Arbeitsauftrag:
Schreiben Sie den Vortragstext darüber, wie Kunst entsteht, im Anschluss an seinen letzten Satz weiter.

Lesetext:
((
Michael Danner

 

Prinzip Kunst


Vortrag (Ausschnitt)
an der
Akademie für Wissenschaft, Wirtschaft und Technik an der Universität Ulm e.V.
22.2.2008

 

 

 

1 wie entsteht Kunst?

was macht der Künstler?

 

Unser Leben ist eine ununterbrochene Aneinanderreihung von Situationen, die sich zu unseren Erlebnissen zusammenfügen. Diese Erlebnisse nehmen wir teils bewusst, in ihrer Komplexität jedoch großteils unbewusst wahr. Manche sind von großer Intensität und hinterlassen dadurch einen bleibenderen Eindruck. Dies erleben wir immer in einer einzigartigen, unser eigenen persönlichen Geschichte. Diese ist bedingt von einmaligen Konstellationen und Umständen. Die Reaktion auf die einzelnen Situationen ist abhängig von schon vorher gemachten Erfahrungen.

Dieser Strom von Erlebnissen hinterlässt „innere Bilder“ in unserem Gedächtnis, an die wir uns nur zum Teil bewusst erinnern.

Manche dieser Erfahrungen sind, zwar in einem persönliches Erleben eingebunden, jedoch allgemeiner Art. Grunderfahrungen, wie Freude, Schmerz, Geburt, Bewegung, Ruhe, Berührung, Sinneswahrnehmungen wie süß – sauer, hungrig, durstig, hell – dunkel haben wir alle gemacht.
))
Datenauszug:
((
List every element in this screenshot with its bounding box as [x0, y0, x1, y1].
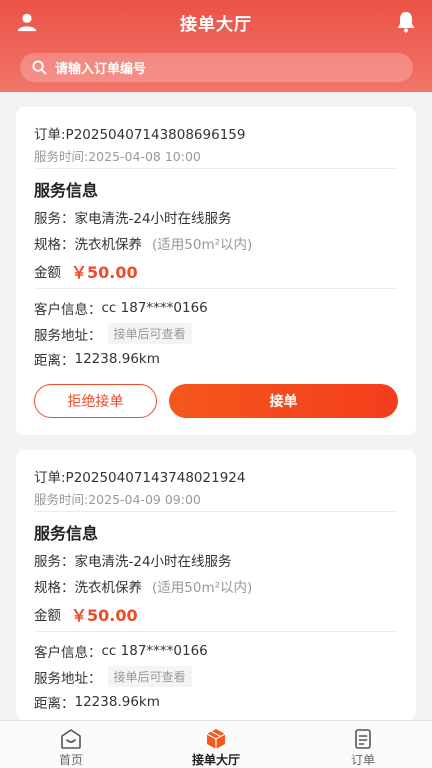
))
Endergebnis:
Eine zweite Kategorie von Erfahrungen sind zeittypische und kulturelle Erfahrungen, wie Geschwindigkeit, zu Fuß gehen, mit der Kutsche, mit dem Auto fahren, mit dem Flugzeug fliegen, künstliches Licht, Kleidung, Krieg, gesellschaftliche Verhaltensformen. Diese Erfahrungen teilen wir nur mit einem Teil der Menschen, Wir haben gemeinsame Erlebnisse mit unseren Zeitgenossen oder mit den Mitglieder einer bestimmten Gesellschaft oder Kultur.

Diese „innere Bildersammlung“ besteht nicht nur aus Abbildhaftem, sondern auch aus Klang- ,Geruchs- und Wortbildern und aus Kombinationen dieser Bereiche.

Wir orientieren uns in unserer komplexen, von unserem beschränkten menschlichen Verstand niemals umfassend durchschaubaren Umwelt, mit Hilfe unserer Erfahrung. Das heißt, wir versuchen unsere gegenwärtige Situation mit vorhandenen Erlebnissen zu vergleichen, sie damit einzuschätzen und dann zu reagieren.

Dieser Strom von „inneren Bildern“, diese „innere Bildersammlung“ ist das Repertoir des Künstlers. Diese „Bildersammlung“ ist oft verschwommen, überlagert und verschüttet. Er sucht nun dafür eine äußere Darstellung, eine Form, eine Struktur zu finden. Bilder werden dadurch deutlich, im wörtlichen Sinn sichtbar. Sie werden in neue Zusammenhänge gebracht, mit der äußeren Realität abgeglichen und neu interpretiert. Weniger Bedeutendes kann von Wichtigerem getrennt werden.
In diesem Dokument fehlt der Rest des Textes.